* **YOUR TASK**:
Copy the material from the line containing "Localize all elements." through the line containing "free-commercial-badge: 免费商用 i — [313, 124, 406, 153]", reproducing those lines word for word.

* **EXCERPTED DATA**:
◇ ◇ ◇ ◇ ◇ ◇ ◇

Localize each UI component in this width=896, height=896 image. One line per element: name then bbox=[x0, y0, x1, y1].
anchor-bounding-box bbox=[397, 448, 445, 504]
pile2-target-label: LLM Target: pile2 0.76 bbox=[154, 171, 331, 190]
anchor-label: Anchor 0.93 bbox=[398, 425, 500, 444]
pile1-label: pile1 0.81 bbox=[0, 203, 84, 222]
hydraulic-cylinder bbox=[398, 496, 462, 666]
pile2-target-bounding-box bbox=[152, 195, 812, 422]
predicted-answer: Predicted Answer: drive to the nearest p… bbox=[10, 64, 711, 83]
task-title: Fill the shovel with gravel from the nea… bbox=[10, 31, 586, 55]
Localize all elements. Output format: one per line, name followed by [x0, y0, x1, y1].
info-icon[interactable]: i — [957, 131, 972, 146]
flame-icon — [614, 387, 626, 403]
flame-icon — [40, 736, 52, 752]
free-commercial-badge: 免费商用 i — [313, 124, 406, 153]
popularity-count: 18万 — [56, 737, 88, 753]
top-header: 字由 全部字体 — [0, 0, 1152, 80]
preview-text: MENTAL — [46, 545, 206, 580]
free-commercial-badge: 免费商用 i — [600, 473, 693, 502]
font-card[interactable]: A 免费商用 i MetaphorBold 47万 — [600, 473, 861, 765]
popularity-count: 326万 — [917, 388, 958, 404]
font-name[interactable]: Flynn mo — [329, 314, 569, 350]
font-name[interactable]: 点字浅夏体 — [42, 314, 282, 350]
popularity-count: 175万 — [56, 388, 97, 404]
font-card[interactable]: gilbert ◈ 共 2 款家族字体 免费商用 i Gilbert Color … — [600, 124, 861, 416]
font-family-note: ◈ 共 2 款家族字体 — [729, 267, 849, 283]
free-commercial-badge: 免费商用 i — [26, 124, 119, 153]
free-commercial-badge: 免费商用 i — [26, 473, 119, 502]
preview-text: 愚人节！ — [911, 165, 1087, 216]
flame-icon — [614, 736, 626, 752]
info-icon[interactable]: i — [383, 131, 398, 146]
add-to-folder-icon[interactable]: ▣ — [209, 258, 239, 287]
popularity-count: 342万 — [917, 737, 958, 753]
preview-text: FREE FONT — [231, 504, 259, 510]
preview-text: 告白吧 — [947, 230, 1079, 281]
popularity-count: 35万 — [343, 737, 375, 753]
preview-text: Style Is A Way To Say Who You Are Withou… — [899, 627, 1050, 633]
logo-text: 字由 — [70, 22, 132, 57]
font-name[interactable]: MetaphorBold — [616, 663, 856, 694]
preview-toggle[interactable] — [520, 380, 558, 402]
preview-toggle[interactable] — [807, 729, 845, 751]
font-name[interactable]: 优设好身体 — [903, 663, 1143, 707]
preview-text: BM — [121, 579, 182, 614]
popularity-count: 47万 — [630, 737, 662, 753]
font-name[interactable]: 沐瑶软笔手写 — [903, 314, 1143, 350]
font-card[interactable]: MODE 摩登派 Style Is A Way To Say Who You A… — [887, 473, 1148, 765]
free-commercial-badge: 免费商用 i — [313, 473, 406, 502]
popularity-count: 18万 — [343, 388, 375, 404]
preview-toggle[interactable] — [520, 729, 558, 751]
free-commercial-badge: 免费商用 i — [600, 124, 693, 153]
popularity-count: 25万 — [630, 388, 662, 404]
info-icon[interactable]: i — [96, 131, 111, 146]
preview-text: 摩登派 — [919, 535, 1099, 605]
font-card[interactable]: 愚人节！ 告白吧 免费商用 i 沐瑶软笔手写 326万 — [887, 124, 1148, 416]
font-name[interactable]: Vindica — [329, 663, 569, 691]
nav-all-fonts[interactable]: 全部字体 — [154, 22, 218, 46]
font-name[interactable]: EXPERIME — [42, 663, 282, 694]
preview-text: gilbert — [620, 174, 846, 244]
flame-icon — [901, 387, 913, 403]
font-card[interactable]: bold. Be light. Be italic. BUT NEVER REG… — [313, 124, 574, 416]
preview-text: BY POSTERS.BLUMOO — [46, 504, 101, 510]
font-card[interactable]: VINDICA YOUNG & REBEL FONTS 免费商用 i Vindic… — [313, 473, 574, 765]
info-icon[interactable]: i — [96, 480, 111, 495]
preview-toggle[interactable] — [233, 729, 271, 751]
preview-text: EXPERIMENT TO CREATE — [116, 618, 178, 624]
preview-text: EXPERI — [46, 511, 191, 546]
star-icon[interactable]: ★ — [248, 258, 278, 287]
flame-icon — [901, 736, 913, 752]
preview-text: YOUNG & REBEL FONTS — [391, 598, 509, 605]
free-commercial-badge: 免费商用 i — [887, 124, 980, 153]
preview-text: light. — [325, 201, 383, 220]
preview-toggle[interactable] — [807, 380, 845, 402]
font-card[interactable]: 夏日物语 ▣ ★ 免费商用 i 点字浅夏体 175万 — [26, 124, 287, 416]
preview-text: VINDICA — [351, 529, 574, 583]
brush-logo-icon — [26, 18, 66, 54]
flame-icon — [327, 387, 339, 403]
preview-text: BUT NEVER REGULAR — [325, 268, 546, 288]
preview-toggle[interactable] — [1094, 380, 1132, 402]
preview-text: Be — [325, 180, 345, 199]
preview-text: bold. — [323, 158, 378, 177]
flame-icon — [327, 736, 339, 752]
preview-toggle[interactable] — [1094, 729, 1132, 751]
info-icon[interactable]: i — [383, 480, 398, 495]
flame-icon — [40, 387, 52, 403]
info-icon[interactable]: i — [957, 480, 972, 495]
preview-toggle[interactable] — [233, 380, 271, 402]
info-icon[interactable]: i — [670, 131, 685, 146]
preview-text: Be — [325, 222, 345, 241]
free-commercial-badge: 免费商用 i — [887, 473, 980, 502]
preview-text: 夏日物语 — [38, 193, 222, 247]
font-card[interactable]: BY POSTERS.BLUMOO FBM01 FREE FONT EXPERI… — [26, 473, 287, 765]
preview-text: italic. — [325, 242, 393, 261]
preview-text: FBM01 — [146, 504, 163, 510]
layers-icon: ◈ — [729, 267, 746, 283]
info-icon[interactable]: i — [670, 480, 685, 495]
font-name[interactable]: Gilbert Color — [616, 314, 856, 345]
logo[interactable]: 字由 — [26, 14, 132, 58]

◇ ◇ ◇ ◇ ◇ ◇ ◇

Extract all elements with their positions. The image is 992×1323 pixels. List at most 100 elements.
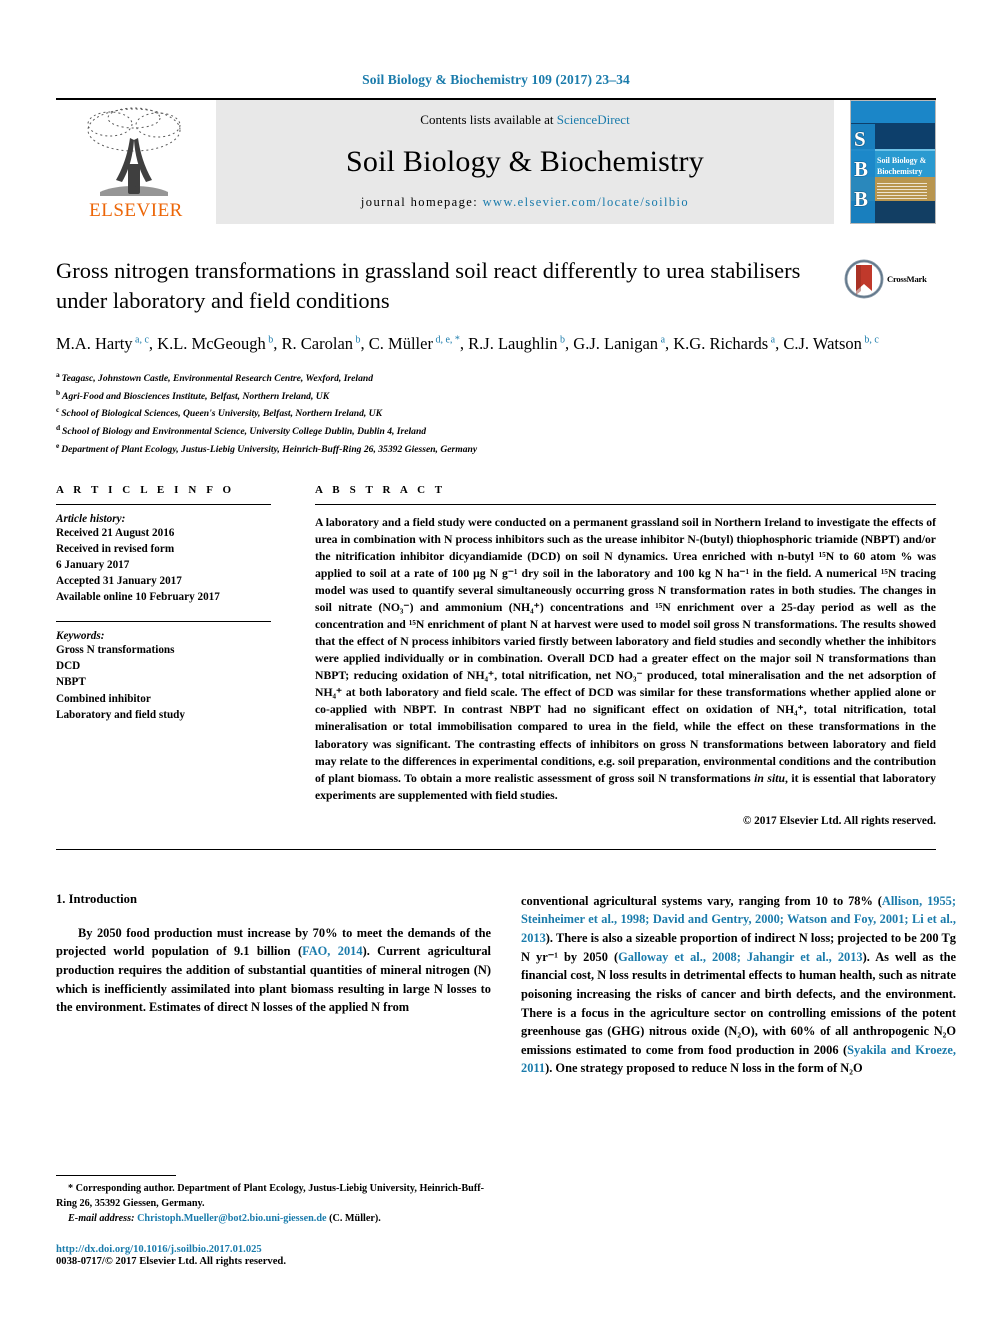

◇ ◇ ◇ ◇ ◇ ◇ ◇

* **OUTPUT FOR THIS EXERCISE**:
Localize all elements. Output format: one per line, name followed by [x0, y0, x1, y1].
info-icon[interactable]: i — [957, 131, 972, 146]
flame-icon — [614, 387, 626, 403]
flame-icon — [40, 736, 52, 752]
free-commercial-badge: 免费商用 i — [313, 124, 406, 153]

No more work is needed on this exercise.